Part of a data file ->
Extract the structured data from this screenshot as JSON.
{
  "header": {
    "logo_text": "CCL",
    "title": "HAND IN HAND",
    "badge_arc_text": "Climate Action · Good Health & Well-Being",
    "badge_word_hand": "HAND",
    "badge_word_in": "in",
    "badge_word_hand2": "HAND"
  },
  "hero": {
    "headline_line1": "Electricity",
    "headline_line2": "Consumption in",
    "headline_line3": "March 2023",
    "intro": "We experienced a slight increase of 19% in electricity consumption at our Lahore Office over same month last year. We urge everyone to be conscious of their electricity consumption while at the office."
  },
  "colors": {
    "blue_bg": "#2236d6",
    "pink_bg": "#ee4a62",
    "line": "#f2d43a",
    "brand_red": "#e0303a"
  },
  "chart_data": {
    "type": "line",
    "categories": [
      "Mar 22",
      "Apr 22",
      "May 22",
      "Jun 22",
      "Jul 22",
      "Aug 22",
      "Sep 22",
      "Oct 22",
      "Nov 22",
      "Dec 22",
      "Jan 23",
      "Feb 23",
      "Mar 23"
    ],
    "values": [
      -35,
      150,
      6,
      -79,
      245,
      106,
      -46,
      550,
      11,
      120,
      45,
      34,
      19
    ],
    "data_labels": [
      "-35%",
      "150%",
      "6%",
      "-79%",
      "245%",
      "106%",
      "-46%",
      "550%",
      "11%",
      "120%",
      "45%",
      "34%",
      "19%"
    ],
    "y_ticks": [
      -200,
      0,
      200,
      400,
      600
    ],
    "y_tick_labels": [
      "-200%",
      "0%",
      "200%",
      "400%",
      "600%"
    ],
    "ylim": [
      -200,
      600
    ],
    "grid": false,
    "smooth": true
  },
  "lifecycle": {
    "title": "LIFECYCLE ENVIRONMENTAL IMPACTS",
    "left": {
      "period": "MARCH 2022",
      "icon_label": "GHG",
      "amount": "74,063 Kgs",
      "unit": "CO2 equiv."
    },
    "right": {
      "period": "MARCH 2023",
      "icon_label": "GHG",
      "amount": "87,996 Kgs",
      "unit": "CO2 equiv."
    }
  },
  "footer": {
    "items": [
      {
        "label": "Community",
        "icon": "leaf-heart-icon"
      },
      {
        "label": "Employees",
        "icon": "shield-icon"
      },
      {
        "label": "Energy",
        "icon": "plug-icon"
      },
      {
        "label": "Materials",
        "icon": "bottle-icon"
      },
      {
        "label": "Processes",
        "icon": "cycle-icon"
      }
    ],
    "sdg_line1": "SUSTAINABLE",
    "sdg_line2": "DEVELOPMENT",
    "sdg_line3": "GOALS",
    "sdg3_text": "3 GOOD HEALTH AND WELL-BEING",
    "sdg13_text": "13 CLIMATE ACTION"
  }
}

What the exercise asks ->
Reproduce the listing above word for word.

Correct answer ->
Extract the structured data from this screenshot as JSON.
{
  "header": {
    "logo_text": "CCL",
    "title": "HAND IN HAND",
    "badge_arc_text": "Climate Action · Good Health & Well-Being",
    "badge_word_hand": "HAND",
    "badge_word_in": "in",
    "badge_word_hand2": "HAND"
  },
  "hero": {
    "headline_line1": "Electricity",
    "headline_line2": "Consumption in",
    "headline_line3": "March 2023",
    "intro": "We experienced a slight increase of 19% in electricity consumption at our Lahore Office over same month last year. We urge everyone to be conscious of their electricity consumption while at the office."
  },
  "colors": {
    "blue_bg": "#2236d6",
    "pink_bg": "#ee4a62",
    "line": "#f2d43a",
    "brand_red": "#e0303a"
  },
  "chart_data": {
    "type": "line",
    "categories": [
      "Mar 22",
      "Apr 22",
      "May 22",
      "Jun 22",
      "Jul 22",
      "Aug 22",
      "Sep 22",
      "Oct 22",
      "Nov 22",
      "Dec 22",
      "Jan 23",
      "Feb 23",
      "Mar 23"
    ],
    "values": [
      -35,
      150,
      6,
      -79,
      245,
      106,
      -46,
      550,
      11,
      120,
      45,
      34,
      19
    ],
    "data_labels": [
      "-35%",
      "150%",
      "6%",
      "-79%",
      "245%",
      "106%",
      "-46%",
      "550%",
      "11%",
      "120%",
      "45%",
      "34%",
      "19%"
    ],
    "y_ticks": [
      -200,
      0,
      200,
      400,
      600
    ],
    "y_tick_labels": [
      "-200%",
      "0%",
      "200%",
      "400%",
      "600%"
    ],
    "ylim": [
      -200,
      600
    ],
    "grid": false,
    "smooth": true
  },
  "lifecycle": {
    "title": "LIFECYCLE ENVIRONMENTAL IMPACTS",
    "left": {
      "period": "MARCH 2022",
      "icon_label": "GHG",
      "amount": "74,063 Kgs",
      "unit": "CO2 equiv."
    },
    "right": {
      "period": "MARCH 2023",
      "icon_label": "GHG",
      "amount": "87,996 Kgs",
      "unit": "CO2 equiv."
    }
  },
  "footer": {
    "items": [
      {
        "label": "Community",
        "icon": "leaf-heart-icon"
      },
      {
        "label": "Employees",
        "icon": "shield-icon"
      },
      {
        "label": "Energy",
        "icon": "plug-icon"
      },
      {
        "label": "Materials",
        "icon": "bottle-icon"
      },
      {
        "label": "Processes",
        "icon": "cycle-icon"
      }
    ],
    "sdg_line1": "SUSTAINABLE",
    "sdg_line2": "DEVELOPMENT",
    "sdg_line3": "GOALS",
    "sdg3_text": "3 GOOD HEALTH AND WELL-BEING",
    "sdg13_text": "13 CLIMATE ACTION"
  }
}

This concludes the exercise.